*TEXTO DE REFERENCIA*.
..............................
Todos los meses, el Papa León XIV, siguiendo los pasos de su antecesor, Francisco, comparte El Video del Papa a través de las redes oficiales del Vaticano, donde invita a orar por una intención especial. Este último mes, León invitó a orar por la convivencia común. Me llamó poderosamente la atención que, al momento de representar la división que existe entre las personas —por diferencias políticas y sociales, por muros que separan a ricos y pobres— se presentaran al mundo imágenes de Panamá, que evidencian, lamentablemente, las dos Panamá que tenemos.
Y sí, es la verdad: existe una Panamá para los ricos y allegados al poder, y otra Panamá, la de la mayoría de la población, que vive al día, o peor aún, sobrevive cada día.
Hay una Panamá donde se habla de miles de millones de dólares, de desarrollo, de progreso, de trabajo, “de edificios cancerosos y corazón de oropel”, como decía el maestro Rubén. Pero está la otra Panamá, donde el productor de alimentos no tiene caminos para sacar su producción, y comunidades enteras carecen de luz eléctrica o agua potable. No hace falta irse a las montañas para comprobarlo: en la misma majestuosa Ciudad de Panamá hay barriadas que no cuentan con agua potable.
..............................
*DATOS*.
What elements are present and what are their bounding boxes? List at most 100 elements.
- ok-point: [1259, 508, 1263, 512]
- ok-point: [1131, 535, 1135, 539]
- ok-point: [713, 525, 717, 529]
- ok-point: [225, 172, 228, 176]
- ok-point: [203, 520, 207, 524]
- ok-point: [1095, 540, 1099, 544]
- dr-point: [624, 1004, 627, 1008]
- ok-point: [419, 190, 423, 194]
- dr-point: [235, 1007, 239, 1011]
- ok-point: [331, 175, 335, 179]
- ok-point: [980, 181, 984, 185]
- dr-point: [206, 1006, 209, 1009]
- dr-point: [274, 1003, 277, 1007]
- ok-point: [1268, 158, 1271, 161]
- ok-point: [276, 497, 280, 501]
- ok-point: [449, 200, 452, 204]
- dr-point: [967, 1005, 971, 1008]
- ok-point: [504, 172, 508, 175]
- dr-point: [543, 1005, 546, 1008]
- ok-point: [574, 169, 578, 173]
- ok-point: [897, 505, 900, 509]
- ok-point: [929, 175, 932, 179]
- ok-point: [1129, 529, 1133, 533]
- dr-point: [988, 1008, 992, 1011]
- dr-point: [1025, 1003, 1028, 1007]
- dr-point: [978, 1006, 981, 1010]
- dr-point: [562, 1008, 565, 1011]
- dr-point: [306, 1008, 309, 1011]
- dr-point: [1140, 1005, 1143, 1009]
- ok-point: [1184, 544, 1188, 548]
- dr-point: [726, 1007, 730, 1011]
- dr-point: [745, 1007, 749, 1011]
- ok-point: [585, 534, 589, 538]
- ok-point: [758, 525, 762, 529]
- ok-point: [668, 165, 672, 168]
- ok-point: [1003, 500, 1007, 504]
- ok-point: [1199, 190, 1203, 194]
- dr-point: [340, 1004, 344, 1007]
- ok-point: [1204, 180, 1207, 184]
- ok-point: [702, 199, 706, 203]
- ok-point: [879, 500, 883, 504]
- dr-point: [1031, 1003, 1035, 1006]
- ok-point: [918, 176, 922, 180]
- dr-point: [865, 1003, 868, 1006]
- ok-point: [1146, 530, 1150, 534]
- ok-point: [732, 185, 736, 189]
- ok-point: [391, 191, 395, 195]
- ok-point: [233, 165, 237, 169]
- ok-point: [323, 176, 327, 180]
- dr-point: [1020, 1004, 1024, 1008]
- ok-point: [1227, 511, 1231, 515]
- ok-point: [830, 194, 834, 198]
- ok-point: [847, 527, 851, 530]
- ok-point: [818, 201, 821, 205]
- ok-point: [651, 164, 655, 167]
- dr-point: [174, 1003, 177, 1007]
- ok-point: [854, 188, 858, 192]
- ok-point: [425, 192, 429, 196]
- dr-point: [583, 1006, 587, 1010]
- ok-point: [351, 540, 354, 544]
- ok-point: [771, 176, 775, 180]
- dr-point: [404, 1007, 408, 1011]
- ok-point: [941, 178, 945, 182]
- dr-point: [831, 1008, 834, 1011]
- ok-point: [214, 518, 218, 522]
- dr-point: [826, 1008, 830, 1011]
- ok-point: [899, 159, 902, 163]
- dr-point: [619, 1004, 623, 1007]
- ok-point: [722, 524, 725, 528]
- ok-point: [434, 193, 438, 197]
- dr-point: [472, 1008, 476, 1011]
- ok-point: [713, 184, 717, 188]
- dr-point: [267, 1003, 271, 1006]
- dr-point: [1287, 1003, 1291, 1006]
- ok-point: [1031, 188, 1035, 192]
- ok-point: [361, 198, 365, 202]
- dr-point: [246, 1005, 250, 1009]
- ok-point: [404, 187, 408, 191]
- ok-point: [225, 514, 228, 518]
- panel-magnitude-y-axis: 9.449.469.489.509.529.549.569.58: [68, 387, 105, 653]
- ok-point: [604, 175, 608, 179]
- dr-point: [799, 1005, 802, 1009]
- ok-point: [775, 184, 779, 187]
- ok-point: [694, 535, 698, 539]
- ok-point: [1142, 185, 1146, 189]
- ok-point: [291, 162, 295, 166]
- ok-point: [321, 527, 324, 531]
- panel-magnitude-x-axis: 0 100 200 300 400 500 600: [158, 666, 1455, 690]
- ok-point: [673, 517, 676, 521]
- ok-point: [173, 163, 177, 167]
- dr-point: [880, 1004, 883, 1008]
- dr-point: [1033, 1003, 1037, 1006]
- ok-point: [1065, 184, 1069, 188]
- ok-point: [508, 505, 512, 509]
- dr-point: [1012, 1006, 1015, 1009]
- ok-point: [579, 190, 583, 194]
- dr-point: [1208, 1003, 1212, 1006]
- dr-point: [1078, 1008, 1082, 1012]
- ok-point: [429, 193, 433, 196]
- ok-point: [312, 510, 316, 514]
..............................
*QUÉ SE PIDE*.
1) Transcribe del texto sobre las dos Panamá, sin alterar nada, el fragmento que abre con las palabras "Y sí, es la" y cierra con "con agua potable.".
2) Según el texto sobre las dos Panamá, ¿qué servicio falta en algunas barriadas de la Ciudad de Panamá?

*RESPUESTAS DEL EJERCICIO*.
1)
Y sí, es la verdad: existe una Panamá para los ricos y allegados al poder, y otra Panamá, la de la mayoría de la población, que vive al día, o peor aún, sobrevive cada día.
Hay una Panamá donde se habla de miles de millones de dólares, de desarrollo, de progreso, de trabajo, “de edificios cancerosos y corazón de oropel”, como decía el maestro Rubén. Pero está la otra Panamá, donde el productor de alimentos no tiene caminos para sacar su producción, y comunidades enteras carecen de luz eléctrica o agua potable. No hace falta irse a las montañas para comprobarlo: en la misma majestuosa Ciudad de Panamá hay barriadas que no cuentan con agua potable.

2) Agua potable.